> _The task_:
Can you reproduce the data beneath, keeping every line exact?

Data entries:
☆ ☆ ☆ ☆

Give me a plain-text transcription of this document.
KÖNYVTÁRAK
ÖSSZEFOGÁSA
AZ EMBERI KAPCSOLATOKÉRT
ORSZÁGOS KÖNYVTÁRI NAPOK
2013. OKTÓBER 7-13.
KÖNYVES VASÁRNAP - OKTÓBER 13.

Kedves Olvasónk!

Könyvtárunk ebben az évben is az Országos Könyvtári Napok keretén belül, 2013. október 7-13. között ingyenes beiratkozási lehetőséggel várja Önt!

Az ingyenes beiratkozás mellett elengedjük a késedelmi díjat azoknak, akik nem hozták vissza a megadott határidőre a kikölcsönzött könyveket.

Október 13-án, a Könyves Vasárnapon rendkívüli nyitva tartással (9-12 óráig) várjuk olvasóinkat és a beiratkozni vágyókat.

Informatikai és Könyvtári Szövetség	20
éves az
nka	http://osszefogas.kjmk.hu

☆ ☆ ☆ ☆

> _Reply_:
Give me a plain-text transcription of this document.
KÖNYVTÁRAK
ÖSSZEFOGÁSA
AZ EMBERI KAPCSOLATOKÉRT
ORSZÁGOS KÖNYVTÁRI NAPOK
2013. OKTÓBER 7-13.
KÖNYVES VASÁRNAP - OKTÓBER 13.

Kedves Olvasónk!

Könyvtárunk ebben az évben is az Országos Könyvtári Napok keretén belül, 2013. október 7-13. között ingyenes beiratkozási lehetőséggel várja Önt!

Az ingyenes beiratkozás mellett elengedjük a késedelmi díjat azoknak, akik nem hozták vissza a megadott határidőre a kikölcsönzött könyveket.

Október 13-án, a Könyves Vasárnapon rendkívüli nyitva tartással (9-12 óráig) várjuk olvasóinkat és a beiratkozni vágyókat.

Informatikai és Könyvtári Szövetség	20
éves az
nka	http://osszefogas.kjmk.hu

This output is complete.